→ Set task: Turn every line of the records below into a JSON list of strings, one string per line, omitting any blank lines.

Bounding box annotations:

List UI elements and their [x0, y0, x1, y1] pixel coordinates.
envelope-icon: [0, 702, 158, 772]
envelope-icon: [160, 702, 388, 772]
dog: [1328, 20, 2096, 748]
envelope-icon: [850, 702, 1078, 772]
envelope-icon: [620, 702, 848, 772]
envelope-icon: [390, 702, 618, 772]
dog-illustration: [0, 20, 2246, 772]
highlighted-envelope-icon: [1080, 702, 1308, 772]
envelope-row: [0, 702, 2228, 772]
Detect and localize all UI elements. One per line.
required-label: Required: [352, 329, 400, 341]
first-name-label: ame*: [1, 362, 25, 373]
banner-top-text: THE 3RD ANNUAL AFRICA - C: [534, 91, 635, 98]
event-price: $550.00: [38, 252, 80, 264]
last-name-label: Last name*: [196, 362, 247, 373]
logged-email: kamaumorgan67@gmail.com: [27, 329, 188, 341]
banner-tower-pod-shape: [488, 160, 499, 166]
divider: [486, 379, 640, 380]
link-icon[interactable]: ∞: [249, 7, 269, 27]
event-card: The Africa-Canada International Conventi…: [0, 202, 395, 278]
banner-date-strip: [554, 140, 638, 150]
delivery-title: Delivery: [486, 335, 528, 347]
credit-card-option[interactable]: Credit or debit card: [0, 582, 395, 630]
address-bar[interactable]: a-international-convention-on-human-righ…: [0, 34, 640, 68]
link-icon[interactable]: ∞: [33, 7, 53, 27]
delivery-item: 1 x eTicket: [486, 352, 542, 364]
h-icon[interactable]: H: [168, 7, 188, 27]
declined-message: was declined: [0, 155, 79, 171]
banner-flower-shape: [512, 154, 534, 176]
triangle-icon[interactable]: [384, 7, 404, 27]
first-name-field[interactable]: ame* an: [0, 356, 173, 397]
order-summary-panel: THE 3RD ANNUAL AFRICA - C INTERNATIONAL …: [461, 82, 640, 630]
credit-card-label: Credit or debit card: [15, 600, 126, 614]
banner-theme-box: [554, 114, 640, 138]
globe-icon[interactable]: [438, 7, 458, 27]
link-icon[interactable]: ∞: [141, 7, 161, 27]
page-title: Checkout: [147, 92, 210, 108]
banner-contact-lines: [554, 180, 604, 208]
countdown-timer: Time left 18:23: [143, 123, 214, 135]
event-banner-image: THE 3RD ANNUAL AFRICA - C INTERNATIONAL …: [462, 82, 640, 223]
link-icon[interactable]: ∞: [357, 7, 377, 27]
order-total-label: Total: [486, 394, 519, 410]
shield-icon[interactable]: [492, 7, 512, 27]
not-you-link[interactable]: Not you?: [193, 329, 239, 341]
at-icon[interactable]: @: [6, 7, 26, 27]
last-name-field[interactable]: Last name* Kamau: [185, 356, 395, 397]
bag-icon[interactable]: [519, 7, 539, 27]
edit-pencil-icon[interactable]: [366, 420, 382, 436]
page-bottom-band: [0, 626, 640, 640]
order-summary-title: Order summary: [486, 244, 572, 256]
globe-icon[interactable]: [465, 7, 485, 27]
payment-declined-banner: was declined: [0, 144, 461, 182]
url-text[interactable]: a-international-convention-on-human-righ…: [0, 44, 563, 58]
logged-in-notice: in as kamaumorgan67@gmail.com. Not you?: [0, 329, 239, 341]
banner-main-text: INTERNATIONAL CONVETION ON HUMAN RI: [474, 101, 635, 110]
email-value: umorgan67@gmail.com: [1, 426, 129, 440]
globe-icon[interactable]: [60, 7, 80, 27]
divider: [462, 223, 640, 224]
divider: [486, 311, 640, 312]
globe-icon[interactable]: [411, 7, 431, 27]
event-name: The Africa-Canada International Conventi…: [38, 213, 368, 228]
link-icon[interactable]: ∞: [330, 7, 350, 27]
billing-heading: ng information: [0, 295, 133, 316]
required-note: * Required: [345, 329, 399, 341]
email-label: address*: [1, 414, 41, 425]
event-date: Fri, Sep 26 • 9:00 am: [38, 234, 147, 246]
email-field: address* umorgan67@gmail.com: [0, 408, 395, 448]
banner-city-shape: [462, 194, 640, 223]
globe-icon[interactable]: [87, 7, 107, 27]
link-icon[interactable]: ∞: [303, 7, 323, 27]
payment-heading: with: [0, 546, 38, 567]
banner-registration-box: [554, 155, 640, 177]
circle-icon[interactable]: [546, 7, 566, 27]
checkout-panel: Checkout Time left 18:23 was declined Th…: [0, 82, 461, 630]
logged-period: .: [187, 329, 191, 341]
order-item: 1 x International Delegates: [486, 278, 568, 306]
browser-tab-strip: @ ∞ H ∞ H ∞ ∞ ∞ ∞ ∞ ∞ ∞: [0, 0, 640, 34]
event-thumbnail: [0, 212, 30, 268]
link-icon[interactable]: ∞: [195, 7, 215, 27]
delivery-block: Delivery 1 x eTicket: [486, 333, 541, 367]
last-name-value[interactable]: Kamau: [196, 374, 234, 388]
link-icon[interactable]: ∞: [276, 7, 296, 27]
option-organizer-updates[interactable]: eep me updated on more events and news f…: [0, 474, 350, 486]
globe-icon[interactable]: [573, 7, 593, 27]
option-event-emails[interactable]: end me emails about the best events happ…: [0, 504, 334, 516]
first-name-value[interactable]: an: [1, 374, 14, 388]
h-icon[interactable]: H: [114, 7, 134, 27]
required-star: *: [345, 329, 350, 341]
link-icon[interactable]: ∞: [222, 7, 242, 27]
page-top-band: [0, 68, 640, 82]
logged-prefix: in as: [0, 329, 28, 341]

→ Full solution:
[
  "List UI elements and their [x0, y0, x1, y1] pixel coordinates.",
  "envelope-icon: [0, 702, 158, 772]",
  "envelope-icon: [160, 702, 388, 772]",
  "dog: [1328, 20, 2096, 748]",
  "envelope-icon: [850, 702, 1078, 772]",
  "envelope-icon: [620, 702, 848, 772]",
  "envelope-icon: [390, 702, 618, 772]",
  "dog-illustration: [0, 20, 2246, 772]",
  "highlighted-envelope-icon: [1080, 702, 1308, 772]",
  "envelope-row: [0, 702, 2228, 772]",
  "Detect and localize all UI elements. One per line.",
  "required-label: Required: [352, 329, 400, 341]",
  "first-name-label: ame*: [1, 362, 25, 373]",
  "banner-top-text: THE 3RD ANNUAL AFRICA - C: [534, 91, 635, 98]",
  "event-price: $550.00: [38, 252, 80, 264]",
  "last-name-label: Last name*: [196, 362, 247, 373]",
  "logged-email: kamaumorgan67@gmail.com: [27, 329, 188, 341]",
  "banner-tower-pod-shape: [488, 160, 499, 166]",
  "divider: [486, 379, 640, 380]",
  "link-icon[interactable]: ∞: [249, 7, 269, 27]",
  "event-card: The Africa-Canada International Conventi…: [0, 202, 395, 278]",
  "banner-date-strip: [554, 140, 638, 150]",
  "delivery-title: Delivery: [486, 335, 528, 347]",
  "credit-card-option[interactable]: Credit or debit card: [0, 582, 395, 630]",
  "address-bar[interactable]: a-international-convention-on-human-righ…: [0, 34, 640, 68]",
  "link-icon[interactable]: ∞: [33, 7, 53, 27]",
  "delivery-item: 1 x eTicket: [486, 352, 542, 364]",
  "h-icon[interactable]: H: [168, 7, 188, 27]",
  "declined-message: was declined: [0, 155, 79, 171]",
  "banner-flower-shape: [512, 154, 534, 176]",
  "triangle-icon[interactable]: [384, 7, 404, 27]",
  "first-name-field[interactable]: ame* an: [0, 356, 173, 397]",
  "order-summary-panel: THE 3RD ANNUAL AFRICA - C INTERNATIONAL …: [461, 82, 640, 630]",
  "credit-card-label: Credit or debit card: [15, 600, 126, 614]",
  "banner-theme-box: [554, 114, 640, 138]",
  "globe-icon[interactable]: [438, 7, 458, 27]",
  "link-icon[interactable]: ∞: [141, 7, 161, 27]",
  "page-title: Checkout: [147, 92, 210, 108]",
  "banner-contact-lines: [554, 180, 604, 208]",
  "countdown-timer: Time left 18:23: [143, 123, 214, 135]",
  "event-banner-image: THE 3RD ANNUAL AFRICA - C INTERNATIONAL …: [462, 82, 640, 223]",
  "link-icon[interactable]: ∞: [357, 7, 377, 27]",
  "order-total-label: Total: [486, 394, 519, 410]",
  "shield-icon[interactable]: [492, 7, 512, 27]",
  "not-you-link[interactable]: Not you?: [193, 329, 239, 341]",
  "at-icon[interactable]: @: [6, 7, 26, 27]",
  "last-name-field[interactable]: Last name* Kamau: [185, 356, 395, 397]",
  "bag-icon[interactable]: [519, 7, 539, 27]",
  "edit-pencil-icon[interactable]: [366, 420, 382, 436]",
  "page-bottom-band: [0, 626, 640, 640]",
  "order-summary-title: Order summary: [486, 244, 572, 256]",
  "globe-icon[interactable]: [465, 7, 485, 27]",
  "payment-declined-banner: was declined: [0, 144, 461, 182]",
  "url-text[interactable]: a-international-convention-on-human-righ…: [0, 44, 563, 58]",
  "logged-in-notice: in as kamaumorgan67@gmail.com. Not you?: [0, 329, 239, 341]",
  "banner-main-text: INTERNATIONAL CONVETION ON HUMAN RI: [474, 101, 635, 110]",
  "email-value: umorgan67@gmail.com: [1, 426, 129, 440]",
  "globe-icon[interactable]: [60, 7, 80, 27]",
  "divider: [462, 223, 640, 224]",
  "divider: [486, 311, 640, 312]",
  "globe-icon[interactable]: [411, 7, 431, 27]",
  "event-name: The Africa-Canada International Conventi…: [38, 213, 368, 228]",
  "link-icon[interactable]: ∞: [330, 7, 350, 27]",
  "billing-heading: ng information: [0, 295, 133, 316]",
  "required-note: * Required: [345, 329, 399, 341]",
  "email-label: address*: [1, 414, 41, 425]",
  "event-date: Fri, Sep 26 • 9:00 am: [38, 234, 147, 246]",
  "email-field: address* umorgan67@gmail.com: [0, 408, 395, 448]",
  "banner-city-shape: [462, 194, 640, 223]",
  "globe-icon[interactable]: [87, 7, 107, 27]",
  "link-icon[interactable]: ∞: [303, 7, 323, 27]",
  "payment-heading: with: [0, 546, 38, 567]",
  "banner-registration-box: [554, 155, 640, 177]",
  "circle-icon[interactable]: [546, 7, 566, 27]",
  "checkout-panel: Checkout Time left 18:23 was declined Th…: [0, 82, 461, 630]",
  "logged-period: .: [187, 329, 191, 341]",
  "order-item: 1 x International Delegates: [486, 278, 568, 306]",
  "browser-tab-strip: @ ∞ H ∞ H ∞ ∞ ∞ ∞ ∞ ∞ ∞: [0, 0, 640, 34]",
  "event-thumbnail: [0, 212, 30, 268]",
  "link-icon[interactable]: ∞: [195, 7, 215, 27]",
  "delivery-block: Delivery 1 x eTicket: [486, 333, 541, 367]",
  "last-name-value[interactable]: Kamau: [196, 374, 234, 388]",
  "link-icon[interactable]: ∞: [276, 7, 296, 27]",
  "option-organizer-updates[interactable]: eep me updated on more events and news f…: [0, 474, 350, 486]",
  "globe-icon[interactable]: [573, 7, 593, 27]",
  "option-event-emails[interactable]: end me emails about the best events happ…: [0, 504, 334, 516]",
  "first-name-value[interactable]: an: [1, 374, 14, 388]",
  "h-icon[interactable]: H: [114, 7, 134, 27]",
  "required-star: *: [345, 329, 350, 341]",
  "link-icon[interactable]: ∞: [222, 7, 242, 27]",
  "page-top-band: [0, 68, 640, 82]",
  "logged-prefix: in as: [0, 329, 28, 341]"
]